Part of a data file
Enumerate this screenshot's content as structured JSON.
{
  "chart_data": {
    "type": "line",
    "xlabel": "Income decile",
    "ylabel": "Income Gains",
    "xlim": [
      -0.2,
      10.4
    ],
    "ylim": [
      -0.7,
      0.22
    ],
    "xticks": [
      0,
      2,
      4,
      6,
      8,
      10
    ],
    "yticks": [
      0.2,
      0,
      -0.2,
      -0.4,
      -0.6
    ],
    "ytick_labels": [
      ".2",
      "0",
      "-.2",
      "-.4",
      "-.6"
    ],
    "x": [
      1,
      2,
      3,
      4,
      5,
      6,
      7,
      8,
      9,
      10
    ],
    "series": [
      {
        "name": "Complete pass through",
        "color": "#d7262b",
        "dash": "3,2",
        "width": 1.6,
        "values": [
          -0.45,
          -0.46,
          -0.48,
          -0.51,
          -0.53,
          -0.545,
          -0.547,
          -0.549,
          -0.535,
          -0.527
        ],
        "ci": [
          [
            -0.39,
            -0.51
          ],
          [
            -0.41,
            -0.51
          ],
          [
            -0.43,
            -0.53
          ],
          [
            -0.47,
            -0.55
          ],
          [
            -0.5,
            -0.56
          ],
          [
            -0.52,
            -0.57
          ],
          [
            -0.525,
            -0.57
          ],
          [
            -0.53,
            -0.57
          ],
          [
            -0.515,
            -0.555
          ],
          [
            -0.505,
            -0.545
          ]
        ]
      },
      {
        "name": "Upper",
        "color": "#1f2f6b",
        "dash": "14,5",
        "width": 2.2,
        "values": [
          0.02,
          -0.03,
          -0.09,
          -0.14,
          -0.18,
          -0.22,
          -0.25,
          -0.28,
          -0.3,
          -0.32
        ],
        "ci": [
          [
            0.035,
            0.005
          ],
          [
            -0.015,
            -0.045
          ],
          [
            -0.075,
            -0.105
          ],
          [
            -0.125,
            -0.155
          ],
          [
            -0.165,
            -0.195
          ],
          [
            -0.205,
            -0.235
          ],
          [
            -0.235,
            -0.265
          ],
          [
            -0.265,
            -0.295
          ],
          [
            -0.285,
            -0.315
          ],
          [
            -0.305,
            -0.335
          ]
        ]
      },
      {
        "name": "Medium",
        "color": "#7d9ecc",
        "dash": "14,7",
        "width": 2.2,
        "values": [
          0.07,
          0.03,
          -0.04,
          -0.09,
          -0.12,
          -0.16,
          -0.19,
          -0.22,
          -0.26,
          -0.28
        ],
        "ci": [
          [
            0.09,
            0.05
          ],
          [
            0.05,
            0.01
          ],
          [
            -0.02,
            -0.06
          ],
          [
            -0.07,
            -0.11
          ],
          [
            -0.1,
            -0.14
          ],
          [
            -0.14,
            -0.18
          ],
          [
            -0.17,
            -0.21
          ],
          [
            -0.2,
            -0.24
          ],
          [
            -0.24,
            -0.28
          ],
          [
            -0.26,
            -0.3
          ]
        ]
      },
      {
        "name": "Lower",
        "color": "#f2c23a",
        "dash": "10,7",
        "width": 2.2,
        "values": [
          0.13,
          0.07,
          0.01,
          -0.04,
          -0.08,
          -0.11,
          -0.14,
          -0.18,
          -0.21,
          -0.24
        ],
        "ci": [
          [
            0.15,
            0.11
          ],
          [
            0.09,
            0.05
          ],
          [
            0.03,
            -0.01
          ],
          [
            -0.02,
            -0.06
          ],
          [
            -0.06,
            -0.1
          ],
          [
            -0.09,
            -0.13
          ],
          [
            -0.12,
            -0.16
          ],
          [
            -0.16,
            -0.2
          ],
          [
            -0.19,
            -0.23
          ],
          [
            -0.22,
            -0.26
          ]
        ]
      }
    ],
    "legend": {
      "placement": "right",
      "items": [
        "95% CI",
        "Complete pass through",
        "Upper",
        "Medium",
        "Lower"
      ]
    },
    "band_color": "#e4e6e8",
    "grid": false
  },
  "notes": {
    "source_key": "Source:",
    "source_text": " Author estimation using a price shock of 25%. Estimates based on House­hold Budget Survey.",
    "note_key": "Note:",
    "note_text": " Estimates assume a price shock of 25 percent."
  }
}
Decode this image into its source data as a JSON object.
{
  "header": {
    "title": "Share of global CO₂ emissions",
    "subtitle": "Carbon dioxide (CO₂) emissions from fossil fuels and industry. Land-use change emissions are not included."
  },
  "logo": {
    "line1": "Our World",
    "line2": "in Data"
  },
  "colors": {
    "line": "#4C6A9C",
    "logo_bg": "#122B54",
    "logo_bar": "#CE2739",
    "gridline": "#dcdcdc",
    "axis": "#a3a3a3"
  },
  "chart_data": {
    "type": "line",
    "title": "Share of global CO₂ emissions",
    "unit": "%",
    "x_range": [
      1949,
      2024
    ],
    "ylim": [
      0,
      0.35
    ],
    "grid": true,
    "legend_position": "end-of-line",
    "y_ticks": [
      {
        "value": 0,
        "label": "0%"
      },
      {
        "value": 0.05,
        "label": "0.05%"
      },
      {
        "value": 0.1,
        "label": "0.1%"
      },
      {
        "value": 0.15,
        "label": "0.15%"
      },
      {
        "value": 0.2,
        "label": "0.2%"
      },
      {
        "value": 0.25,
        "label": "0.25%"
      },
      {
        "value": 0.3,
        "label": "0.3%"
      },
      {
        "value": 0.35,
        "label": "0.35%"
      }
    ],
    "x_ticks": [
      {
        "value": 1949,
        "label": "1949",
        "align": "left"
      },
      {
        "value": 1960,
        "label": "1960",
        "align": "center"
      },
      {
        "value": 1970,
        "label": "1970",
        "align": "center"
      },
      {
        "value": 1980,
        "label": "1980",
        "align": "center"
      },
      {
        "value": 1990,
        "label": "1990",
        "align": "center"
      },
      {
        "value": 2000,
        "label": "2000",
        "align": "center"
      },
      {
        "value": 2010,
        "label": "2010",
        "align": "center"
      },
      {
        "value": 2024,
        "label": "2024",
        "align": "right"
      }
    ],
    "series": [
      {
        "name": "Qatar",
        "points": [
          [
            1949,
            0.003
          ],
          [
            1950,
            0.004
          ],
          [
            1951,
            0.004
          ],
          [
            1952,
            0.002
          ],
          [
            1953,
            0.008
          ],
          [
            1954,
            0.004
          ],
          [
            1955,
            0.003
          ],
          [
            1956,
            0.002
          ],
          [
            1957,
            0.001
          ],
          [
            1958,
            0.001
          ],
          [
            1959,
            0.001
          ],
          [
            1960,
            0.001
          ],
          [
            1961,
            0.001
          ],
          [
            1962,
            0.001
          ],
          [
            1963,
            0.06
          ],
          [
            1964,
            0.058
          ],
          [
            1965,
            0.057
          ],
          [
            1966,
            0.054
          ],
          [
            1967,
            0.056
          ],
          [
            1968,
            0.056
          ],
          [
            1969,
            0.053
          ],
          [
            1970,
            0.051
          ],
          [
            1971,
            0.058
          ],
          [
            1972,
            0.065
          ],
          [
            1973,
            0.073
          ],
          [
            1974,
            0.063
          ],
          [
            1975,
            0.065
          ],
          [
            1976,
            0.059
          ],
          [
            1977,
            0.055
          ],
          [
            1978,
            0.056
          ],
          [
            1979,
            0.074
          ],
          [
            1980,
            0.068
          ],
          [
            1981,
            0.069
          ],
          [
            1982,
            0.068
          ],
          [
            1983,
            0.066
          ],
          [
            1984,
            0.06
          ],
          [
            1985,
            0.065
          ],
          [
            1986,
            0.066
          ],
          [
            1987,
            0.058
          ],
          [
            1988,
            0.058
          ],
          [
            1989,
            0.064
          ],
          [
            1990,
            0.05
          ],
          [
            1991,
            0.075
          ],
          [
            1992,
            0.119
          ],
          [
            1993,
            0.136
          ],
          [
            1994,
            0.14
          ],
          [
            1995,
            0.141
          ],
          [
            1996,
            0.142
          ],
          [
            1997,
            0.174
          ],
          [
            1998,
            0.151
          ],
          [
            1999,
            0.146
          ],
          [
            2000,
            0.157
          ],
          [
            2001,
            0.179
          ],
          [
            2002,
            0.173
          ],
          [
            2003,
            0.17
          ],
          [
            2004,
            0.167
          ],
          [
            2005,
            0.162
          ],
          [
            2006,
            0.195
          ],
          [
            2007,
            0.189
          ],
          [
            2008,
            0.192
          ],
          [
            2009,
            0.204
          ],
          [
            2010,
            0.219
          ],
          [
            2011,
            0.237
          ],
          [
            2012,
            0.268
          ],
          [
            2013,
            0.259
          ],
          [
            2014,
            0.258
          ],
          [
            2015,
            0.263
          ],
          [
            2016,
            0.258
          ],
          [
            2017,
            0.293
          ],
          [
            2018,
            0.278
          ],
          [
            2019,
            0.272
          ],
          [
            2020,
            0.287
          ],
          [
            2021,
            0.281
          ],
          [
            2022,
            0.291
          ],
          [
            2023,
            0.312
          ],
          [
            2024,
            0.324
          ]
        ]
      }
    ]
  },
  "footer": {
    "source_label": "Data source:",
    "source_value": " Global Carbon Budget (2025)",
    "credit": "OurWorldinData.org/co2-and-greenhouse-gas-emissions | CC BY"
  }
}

■ **What the task requires**: Within the entries above, report how many lines include "Complete", and keep the answer to the number.

■ **Solution to this problem**: 2